--- Start of Material to process ---

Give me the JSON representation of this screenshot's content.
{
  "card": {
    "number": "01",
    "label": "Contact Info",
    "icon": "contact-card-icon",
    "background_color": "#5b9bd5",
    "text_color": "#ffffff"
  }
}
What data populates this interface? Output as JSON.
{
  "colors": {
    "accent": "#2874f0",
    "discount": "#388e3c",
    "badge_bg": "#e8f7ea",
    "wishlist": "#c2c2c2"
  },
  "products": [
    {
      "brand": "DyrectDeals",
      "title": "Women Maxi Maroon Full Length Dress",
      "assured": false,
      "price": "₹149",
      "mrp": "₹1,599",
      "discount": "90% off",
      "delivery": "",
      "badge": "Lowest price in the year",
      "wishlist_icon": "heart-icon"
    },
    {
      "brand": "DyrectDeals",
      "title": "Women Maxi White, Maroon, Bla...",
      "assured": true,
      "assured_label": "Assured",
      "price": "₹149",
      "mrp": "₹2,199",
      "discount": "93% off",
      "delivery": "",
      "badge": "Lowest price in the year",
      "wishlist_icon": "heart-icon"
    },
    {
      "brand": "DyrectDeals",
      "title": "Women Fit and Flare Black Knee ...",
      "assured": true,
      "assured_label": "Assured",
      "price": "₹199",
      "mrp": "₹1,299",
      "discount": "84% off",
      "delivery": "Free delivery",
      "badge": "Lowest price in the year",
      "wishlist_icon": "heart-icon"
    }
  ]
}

--- End of Material to process ---
--- Start of Material to process ---

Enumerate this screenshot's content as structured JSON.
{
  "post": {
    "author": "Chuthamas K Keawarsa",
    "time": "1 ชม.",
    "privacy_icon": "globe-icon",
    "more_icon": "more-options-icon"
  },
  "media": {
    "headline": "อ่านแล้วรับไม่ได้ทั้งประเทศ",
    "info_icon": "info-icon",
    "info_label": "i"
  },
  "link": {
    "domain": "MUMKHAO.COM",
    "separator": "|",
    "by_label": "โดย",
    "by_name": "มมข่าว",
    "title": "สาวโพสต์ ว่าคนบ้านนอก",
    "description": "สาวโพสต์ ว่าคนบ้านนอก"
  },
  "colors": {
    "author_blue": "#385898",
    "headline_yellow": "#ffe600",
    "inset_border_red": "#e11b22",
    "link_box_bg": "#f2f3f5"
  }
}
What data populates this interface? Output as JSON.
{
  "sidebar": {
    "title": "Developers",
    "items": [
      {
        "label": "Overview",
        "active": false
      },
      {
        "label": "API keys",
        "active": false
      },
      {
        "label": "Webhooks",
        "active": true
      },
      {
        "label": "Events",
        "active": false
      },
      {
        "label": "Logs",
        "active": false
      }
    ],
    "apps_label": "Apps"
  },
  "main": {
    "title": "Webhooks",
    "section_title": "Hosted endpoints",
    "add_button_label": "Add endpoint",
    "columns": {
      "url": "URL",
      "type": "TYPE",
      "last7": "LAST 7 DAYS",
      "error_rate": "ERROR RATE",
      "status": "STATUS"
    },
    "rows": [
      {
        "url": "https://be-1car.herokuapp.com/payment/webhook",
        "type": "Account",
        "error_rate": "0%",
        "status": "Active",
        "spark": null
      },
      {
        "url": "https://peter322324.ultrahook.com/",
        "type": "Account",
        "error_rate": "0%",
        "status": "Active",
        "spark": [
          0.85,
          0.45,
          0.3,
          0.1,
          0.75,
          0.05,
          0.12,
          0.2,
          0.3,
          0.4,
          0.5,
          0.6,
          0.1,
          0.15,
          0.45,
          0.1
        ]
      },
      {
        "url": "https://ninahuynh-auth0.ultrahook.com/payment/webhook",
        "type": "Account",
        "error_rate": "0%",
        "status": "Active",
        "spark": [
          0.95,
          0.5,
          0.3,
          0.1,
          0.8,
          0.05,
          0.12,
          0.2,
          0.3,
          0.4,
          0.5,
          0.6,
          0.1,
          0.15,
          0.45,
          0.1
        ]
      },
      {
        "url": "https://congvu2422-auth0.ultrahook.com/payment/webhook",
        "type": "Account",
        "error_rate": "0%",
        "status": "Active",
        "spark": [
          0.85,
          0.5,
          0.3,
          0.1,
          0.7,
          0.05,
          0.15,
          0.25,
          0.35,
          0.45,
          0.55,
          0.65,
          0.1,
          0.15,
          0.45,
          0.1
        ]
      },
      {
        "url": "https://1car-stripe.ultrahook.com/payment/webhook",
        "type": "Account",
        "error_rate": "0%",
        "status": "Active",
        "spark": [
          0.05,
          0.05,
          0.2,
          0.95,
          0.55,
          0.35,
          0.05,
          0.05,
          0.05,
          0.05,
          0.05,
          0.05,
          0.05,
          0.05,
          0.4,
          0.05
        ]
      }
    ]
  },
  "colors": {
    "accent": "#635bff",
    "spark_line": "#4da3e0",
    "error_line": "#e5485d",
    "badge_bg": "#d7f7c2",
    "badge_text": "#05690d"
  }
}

--- End of Material to process ---

*Requirements*
Wherever "this" shows up in a line, copy that line.

*Task answer*
Give me the JSON representation of this screenshot's content.
What data populates this interface? Output as JSON.
Enumerate this screenshot's content as structured JSON.
What data populates this interface? Output as JSON.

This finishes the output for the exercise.